** Exercise **
Locate and copy each line in the data that contains the word "JSON".

** Source data **
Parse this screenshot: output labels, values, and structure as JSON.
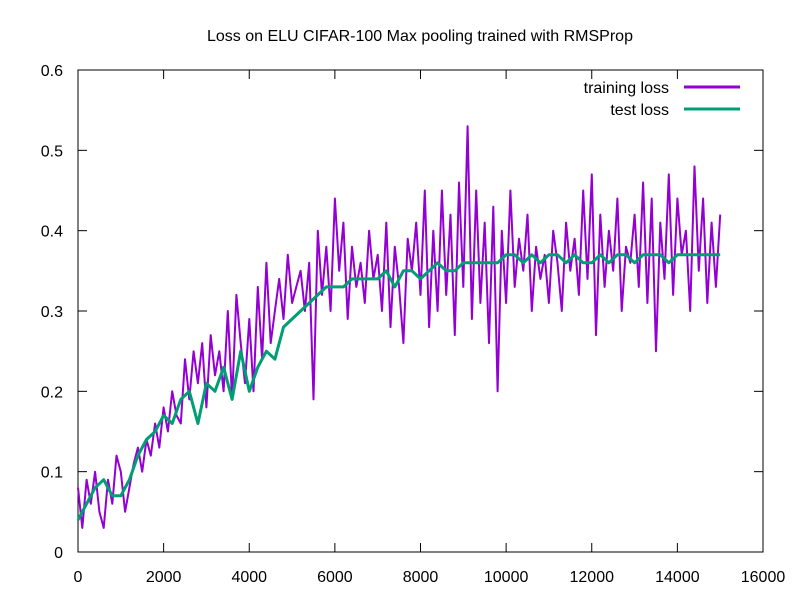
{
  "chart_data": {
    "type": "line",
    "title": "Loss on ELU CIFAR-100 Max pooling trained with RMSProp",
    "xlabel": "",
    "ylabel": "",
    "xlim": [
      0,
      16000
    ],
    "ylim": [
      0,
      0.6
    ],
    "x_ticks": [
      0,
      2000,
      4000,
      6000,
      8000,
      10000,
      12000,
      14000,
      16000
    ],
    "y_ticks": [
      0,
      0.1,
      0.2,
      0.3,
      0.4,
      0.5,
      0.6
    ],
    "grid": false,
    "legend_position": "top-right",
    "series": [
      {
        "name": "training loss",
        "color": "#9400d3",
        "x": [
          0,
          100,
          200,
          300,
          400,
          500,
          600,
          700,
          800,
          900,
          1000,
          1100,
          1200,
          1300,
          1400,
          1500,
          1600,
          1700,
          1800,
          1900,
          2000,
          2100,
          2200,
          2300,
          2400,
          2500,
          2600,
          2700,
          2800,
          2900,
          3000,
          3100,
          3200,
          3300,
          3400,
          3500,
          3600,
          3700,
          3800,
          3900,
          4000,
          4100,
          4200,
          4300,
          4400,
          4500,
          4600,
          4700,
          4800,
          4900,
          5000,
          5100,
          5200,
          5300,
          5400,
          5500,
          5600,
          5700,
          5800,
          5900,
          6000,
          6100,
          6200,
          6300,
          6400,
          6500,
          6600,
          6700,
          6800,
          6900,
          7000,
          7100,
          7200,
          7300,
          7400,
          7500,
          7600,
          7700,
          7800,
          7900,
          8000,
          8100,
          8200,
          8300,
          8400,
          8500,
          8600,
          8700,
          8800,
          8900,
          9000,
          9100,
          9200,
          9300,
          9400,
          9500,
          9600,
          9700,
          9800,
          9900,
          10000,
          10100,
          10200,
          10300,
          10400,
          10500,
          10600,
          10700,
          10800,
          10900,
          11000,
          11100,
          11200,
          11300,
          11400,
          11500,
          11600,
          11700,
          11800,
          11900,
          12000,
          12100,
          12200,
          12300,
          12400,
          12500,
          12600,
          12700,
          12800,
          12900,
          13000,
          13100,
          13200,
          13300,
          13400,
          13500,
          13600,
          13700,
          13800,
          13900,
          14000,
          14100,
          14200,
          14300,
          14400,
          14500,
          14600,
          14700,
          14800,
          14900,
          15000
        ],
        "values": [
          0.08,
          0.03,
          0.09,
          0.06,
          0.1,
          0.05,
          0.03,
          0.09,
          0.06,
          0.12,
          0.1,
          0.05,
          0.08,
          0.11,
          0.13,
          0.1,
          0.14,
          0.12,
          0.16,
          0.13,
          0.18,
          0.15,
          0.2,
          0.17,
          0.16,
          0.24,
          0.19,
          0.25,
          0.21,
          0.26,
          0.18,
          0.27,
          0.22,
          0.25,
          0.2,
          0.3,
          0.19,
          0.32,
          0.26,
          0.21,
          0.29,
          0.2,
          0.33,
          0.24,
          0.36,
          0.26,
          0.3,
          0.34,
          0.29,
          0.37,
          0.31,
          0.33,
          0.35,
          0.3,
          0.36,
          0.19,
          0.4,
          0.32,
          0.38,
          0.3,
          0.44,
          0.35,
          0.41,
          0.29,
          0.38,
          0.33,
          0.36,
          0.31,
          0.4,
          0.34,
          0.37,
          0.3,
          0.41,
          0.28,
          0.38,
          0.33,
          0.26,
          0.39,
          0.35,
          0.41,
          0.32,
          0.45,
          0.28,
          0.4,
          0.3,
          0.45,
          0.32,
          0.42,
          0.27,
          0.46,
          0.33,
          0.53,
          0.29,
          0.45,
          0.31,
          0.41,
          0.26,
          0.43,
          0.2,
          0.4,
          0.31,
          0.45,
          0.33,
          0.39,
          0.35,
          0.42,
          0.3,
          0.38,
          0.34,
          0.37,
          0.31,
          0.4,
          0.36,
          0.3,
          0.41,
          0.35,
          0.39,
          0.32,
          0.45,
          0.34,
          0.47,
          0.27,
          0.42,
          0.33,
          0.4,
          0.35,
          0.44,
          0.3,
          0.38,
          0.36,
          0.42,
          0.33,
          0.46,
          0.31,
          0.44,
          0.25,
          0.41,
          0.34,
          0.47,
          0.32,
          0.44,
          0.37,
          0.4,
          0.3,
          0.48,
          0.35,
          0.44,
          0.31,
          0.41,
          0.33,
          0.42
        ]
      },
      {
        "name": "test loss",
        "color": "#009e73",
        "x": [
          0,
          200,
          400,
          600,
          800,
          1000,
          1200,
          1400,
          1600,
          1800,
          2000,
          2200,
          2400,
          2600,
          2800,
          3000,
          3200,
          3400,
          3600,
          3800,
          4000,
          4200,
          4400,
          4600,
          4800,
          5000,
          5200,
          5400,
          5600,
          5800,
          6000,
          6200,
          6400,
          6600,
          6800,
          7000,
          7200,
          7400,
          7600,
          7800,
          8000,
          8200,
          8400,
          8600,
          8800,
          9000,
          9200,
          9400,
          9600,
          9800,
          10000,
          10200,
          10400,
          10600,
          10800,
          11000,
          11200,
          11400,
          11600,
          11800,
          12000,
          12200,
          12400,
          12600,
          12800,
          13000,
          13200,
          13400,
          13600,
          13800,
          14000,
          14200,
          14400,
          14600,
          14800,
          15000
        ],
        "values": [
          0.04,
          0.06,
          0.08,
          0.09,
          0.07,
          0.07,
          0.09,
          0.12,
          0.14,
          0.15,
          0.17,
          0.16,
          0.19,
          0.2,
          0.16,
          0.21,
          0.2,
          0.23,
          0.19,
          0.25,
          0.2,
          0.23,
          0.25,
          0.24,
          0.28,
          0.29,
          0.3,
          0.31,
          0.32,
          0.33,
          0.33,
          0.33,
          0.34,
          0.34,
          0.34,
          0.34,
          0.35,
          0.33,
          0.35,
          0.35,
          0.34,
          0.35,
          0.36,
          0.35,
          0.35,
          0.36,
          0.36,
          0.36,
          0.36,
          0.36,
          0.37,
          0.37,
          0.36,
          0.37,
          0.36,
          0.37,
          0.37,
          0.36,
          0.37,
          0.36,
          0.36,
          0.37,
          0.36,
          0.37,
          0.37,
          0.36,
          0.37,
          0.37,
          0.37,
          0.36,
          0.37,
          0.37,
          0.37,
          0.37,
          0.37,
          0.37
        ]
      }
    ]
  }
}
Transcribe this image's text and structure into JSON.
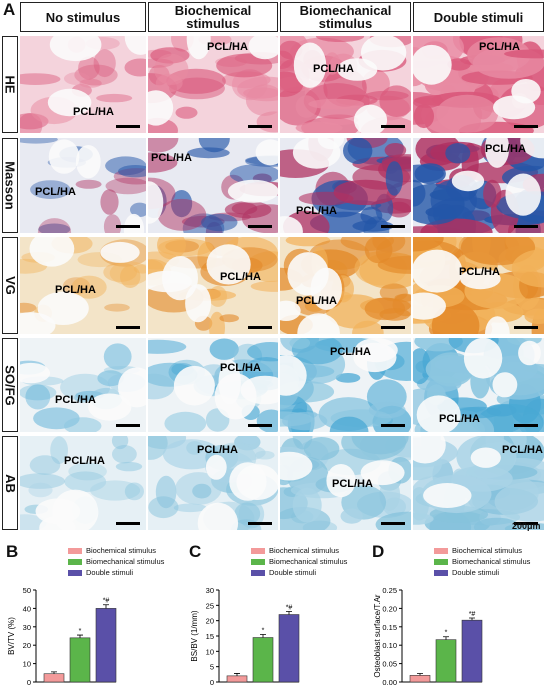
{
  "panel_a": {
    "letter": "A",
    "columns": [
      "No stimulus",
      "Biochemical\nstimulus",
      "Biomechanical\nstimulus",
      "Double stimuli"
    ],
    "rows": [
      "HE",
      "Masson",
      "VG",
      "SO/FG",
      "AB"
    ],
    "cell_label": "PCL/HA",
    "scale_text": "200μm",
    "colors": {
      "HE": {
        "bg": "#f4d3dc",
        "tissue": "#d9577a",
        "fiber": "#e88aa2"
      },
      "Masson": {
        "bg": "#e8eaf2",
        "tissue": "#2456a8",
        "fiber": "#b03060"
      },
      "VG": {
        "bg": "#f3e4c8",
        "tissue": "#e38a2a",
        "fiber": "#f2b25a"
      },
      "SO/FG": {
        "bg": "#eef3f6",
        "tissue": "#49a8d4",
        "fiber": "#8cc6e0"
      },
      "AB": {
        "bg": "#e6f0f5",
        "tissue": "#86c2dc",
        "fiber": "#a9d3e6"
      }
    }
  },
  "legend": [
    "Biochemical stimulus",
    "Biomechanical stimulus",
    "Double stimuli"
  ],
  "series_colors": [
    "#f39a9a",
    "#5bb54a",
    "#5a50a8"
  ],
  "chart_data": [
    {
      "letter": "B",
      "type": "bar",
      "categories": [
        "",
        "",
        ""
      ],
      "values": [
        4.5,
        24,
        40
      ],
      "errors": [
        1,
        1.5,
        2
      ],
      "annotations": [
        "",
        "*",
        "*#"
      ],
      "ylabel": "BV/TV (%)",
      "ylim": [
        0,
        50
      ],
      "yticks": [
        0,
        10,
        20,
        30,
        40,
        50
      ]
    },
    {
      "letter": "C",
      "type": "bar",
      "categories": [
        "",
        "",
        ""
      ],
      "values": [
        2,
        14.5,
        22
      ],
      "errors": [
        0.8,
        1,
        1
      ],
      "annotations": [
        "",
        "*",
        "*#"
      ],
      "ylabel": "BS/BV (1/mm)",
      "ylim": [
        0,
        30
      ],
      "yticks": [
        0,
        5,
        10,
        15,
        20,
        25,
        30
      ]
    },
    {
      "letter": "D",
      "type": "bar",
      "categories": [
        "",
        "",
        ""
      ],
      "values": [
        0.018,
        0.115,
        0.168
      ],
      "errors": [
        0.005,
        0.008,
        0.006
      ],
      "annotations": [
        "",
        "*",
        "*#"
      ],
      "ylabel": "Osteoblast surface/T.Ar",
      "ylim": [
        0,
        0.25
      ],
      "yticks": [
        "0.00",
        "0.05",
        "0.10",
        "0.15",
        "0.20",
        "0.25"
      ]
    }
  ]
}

** Output below **
Parse this screenshot: output labels, values, and structure as JSON.
Transcribe this image's text and structure into JSON.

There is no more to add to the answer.